Stated goal
Reproduce each of the lines word for word.
● ● ● ● ● ● ●
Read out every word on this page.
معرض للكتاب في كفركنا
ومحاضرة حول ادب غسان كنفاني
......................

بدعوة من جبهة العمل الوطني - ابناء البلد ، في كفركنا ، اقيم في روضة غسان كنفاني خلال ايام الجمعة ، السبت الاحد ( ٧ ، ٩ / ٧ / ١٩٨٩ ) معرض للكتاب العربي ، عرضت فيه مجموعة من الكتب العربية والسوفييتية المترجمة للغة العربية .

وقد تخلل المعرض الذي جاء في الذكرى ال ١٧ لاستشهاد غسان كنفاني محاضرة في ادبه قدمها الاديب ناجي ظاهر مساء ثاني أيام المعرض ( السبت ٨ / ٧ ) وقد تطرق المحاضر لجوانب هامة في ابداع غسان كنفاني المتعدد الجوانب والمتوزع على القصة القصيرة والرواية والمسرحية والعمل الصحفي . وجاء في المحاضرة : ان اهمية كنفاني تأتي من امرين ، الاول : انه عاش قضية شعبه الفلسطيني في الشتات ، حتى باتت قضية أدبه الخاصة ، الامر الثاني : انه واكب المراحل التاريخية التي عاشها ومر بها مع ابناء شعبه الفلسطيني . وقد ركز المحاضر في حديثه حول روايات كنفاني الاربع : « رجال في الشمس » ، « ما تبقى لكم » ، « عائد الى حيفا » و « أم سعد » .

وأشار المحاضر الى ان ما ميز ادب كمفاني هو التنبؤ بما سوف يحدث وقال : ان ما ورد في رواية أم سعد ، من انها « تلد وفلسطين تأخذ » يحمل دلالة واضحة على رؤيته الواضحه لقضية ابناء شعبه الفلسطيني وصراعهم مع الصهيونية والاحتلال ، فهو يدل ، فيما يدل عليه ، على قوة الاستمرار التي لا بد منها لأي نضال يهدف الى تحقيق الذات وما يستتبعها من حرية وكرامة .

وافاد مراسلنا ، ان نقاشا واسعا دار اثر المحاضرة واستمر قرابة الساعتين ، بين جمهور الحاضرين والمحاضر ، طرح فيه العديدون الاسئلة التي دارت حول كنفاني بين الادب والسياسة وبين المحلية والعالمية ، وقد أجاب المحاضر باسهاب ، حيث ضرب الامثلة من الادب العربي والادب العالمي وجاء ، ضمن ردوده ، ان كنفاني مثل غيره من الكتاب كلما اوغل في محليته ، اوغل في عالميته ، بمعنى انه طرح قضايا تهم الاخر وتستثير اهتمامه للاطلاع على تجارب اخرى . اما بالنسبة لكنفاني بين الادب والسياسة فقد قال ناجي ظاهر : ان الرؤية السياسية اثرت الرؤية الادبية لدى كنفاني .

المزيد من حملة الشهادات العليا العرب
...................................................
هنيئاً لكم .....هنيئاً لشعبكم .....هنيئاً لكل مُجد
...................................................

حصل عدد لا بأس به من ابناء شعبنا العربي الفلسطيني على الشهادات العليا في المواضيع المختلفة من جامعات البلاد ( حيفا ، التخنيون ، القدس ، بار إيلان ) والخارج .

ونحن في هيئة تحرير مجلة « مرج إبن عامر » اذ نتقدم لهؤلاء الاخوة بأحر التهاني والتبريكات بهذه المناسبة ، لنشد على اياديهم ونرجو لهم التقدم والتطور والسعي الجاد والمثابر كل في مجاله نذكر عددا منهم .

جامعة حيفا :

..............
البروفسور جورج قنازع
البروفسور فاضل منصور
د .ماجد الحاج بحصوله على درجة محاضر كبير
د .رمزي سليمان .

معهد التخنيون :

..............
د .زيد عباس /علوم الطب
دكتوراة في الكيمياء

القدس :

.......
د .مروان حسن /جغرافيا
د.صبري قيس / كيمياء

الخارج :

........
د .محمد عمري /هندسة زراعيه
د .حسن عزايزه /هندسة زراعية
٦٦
● ● ● ● ● ● ●
In response
Read out every word on this page.
معرض للكتاب في كفركنا
ومحاضرة حول ادب غسان كنفاني
......................

بدعوة من جبهة العمل الوطني - ابناء البلد ، في كفركنا ، اقيم في روضة غسان كنفاني خلال ايام الجمعة ، السبت الاحد ( ٧ ، ٩ / ٧ / ١٩٨٩ ) معرض للكتاب العربي ، عرضت فيه مجموعة من الكتب العربية والسوفييتية المترجمة للغة العربية .

وقد تخلل المعرض الذي جاء في الذكرى ال ١٧ لاستشهاد غسان كنفاني محاضرة في ادبه قدمها الاديب ناجي ظاهر مساء ثاني أيام المعرض ( السبت ٨ / ٧ ) وقد تطرق المحاضر لجوانب هامة في ابداع غسان كنفاني المتعدد الجوانب والمتوزع على القصة القصيرة والرواية والمسرحية والعمل الصحفي . وجاء في المحاضرة : ان اهمية كنفاني تأتي من امرين ، الاول : انه عاش قضية شعبه الفلسطيني في الشتات ، حتى باتت قضية أدبه الخاصة ، الامر الثاني : انه واكب المراحل التاريخية التي عاشها ومر بها مع ابناء شعبه الفلسطيني . وقد ركز المحاضر في حديثه حول روايات كنفاني الاربع : « رجال في الشمس » ، « ما تبقى لكم » ، « عائد الى حيفا » و « أم سعد » .

وأشار المحاضر الى ان ما ميز ادب كمفاني هو التنبؤ بما سوف يحدث وقال : ان ما ورد في رواية أم سعد ، من انها « تلد وفلسطين تأخذ » يحمل دلالة واضحة على رؤيته الواضحه لقضية ابناء شعبه الفلسطيني وصراعهم مع الصهيونية والاحتلال ، فهو يدل ، فيما يدل عليه ، على قوة الاستمرار التي لا بد منها لأي نضال يهدف الى تحقيق الذات وما يستتبعها من حرية وكرامة .

وافاد مراسلنا ، ان نقاشا واسعا دار اثر المحاضرة واستمر قرابة الساعتين ، بين جمهور الحاضرين والمحاضر ، طرح فيه العديدون الاسئلة التي دارت حول كنفاني بين الادب والسياسة وبين المحلية والعالمية ، وقد أجاب المحاضر باسهاب ، حيث ضرب الامثلة من الادب العربي والادب العالمي وجاء ، ضمن ردوده ، ان كنفاني مثل غيره من الكتاب كلما اوغل في محليته ، اوغل في عالميته ، بمعنى انه طرح قضايا تهم الاخر وتستثير اهتمامه للاطلاع على تجارب اخرى . اما بالنسبة لكنفاني بين الادب والسياسة فقد قال ناجي ظاهر : ان الرؤية السياسية اثرت الرؤية الادبية لدى كنفاني .

المزيد من حملة الشهادات العليا العرب
...................................................
هنيئاً لكم .....هنيئاً لشعبكم .....هنيئاً لكل مُجد
...................................................

حصل عدد لا بأس به من ابناء شعبنا العربي الفلسطيني على الشهادات العليا في المواضيع المختلفة من جامعات البلاد ( حيفا ، التخنيون ، القدس ، بار إيلان ) والخارج .

ونحن في هيئة تحرير مجلة « مرج إبن عامر » اذ نتقدم لهؤلاء الاخوة بأحر التهاني والتبريكات بهذه المناسبة ، لنشد على اياديهم ونرجو لهم التقدم والتطور والسعي الجاد والمثابر كل في مجاله نذكر عددا منهم .

جامعة حيفا :

..............
البروفسور جورج قنازع
البروفسور فاضل منصور
د .ماجد الحاج بحصوله على درجة محاضر كبير
د .رمزي سليمان .

معهد التخنيون :

..............
د .زيد عباس /علوم الطب
دكتوراة في الكيمياء

القدس :

.......
د .مروان حسن /جغرافيا
د.صبري قيس / كيمياء

الخارج :

........
د .محمد عمري /هندسة زراعيه
د .حسن عزايزه /هندسة زراعية
٦٦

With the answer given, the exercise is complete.